Please copy out the lines below, from the line that contains "Give me the" through the line that contains "y-tick-label: 100 [29,344,43,364]", character for character.

>> BEGIN

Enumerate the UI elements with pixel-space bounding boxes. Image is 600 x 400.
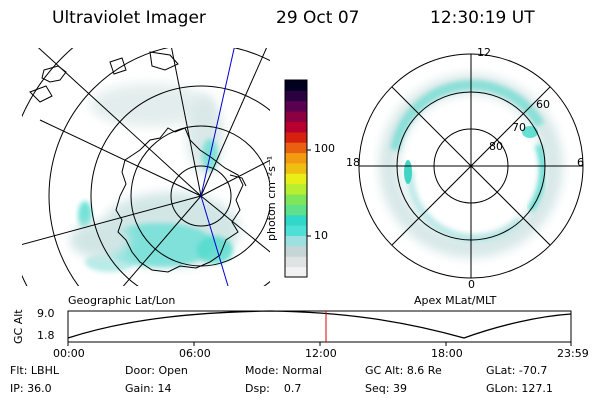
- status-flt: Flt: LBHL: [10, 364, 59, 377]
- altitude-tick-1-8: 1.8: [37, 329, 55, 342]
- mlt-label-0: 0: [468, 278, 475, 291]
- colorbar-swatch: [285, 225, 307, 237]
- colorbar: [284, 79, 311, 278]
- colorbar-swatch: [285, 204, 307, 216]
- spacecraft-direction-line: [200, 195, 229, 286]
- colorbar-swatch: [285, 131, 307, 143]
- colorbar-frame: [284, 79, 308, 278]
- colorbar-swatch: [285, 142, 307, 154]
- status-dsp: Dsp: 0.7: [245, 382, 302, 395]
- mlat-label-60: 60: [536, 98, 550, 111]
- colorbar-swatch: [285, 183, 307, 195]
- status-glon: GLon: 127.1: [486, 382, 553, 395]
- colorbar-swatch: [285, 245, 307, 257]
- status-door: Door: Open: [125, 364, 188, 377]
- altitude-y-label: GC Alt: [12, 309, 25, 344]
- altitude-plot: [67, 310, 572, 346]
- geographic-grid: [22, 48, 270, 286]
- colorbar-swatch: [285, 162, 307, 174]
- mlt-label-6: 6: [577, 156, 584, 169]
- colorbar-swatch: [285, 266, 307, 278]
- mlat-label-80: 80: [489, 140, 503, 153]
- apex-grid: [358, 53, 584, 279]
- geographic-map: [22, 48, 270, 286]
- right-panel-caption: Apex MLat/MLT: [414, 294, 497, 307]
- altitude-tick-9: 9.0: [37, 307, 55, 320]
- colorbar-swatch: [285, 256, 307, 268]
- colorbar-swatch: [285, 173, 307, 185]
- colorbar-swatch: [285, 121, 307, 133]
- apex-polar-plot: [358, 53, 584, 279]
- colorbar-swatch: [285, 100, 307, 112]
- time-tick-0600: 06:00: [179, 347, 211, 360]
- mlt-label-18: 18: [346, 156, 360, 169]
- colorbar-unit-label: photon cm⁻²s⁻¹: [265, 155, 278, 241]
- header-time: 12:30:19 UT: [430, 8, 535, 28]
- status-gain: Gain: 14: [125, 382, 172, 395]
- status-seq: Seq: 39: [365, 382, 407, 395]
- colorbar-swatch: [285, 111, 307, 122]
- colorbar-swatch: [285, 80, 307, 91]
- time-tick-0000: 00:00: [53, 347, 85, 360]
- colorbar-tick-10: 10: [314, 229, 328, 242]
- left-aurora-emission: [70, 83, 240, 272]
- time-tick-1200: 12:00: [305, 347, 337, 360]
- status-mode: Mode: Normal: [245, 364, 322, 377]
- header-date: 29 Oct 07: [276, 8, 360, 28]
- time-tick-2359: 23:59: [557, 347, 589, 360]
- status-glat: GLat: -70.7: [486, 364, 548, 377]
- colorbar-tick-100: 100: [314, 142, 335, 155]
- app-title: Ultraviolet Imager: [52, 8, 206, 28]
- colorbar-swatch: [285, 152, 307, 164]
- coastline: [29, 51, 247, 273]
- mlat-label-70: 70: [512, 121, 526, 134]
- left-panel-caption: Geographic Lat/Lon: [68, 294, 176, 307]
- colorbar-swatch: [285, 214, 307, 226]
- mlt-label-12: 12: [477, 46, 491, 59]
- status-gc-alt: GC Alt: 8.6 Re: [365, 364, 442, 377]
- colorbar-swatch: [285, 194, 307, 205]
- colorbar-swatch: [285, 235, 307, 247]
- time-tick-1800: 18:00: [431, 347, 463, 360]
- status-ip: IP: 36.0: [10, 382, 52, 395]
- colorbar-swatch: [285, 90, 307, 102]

>> END
>> BEGIN

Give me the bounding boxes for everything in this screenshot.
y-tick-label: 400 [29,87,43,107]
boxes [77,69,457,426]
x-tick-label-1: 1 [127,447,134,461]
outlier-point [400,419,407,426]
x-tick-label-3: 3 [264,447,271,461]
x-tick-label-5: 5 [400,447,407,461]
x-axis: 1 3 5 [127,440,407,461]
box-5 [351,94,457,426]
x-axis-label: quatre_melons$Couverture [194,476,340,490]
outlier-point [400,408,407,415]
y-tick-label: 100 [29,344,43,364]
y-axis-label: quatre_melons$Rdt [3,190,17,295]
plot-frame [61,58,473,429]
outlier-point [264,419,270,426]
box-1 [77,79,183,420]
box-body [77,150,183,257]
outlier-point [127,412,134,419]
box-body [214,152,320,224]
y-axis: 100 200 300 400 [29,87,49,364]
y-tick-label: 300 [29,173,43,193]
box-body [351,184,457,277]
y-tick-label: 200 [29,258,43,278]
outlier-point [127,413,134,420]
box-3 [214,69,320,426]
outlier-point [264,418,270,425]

>> END

**Exercise result:**
Give me the bounding boxes for everything in this screenshot.
y-tick-label: 400 [29,87,43,107]
boxes [77,69,457,426]
x-tick-label-1: 1 [127,447,134,461]
outlier-point [400,419,407,426]
x-tick-label-3: 3 [264,447,271,461]
x-tick-label-5: 5 [400,447,407,461]
x-axis: 1 3 5 [127,440,407,461]
box-5 [351,94,457,426]
x-axis-label: quatre_melons$Couverture [194,476,340,490]
outlier-point [400,408,407,415]
y-tick-label: 100 [29,344,43,364]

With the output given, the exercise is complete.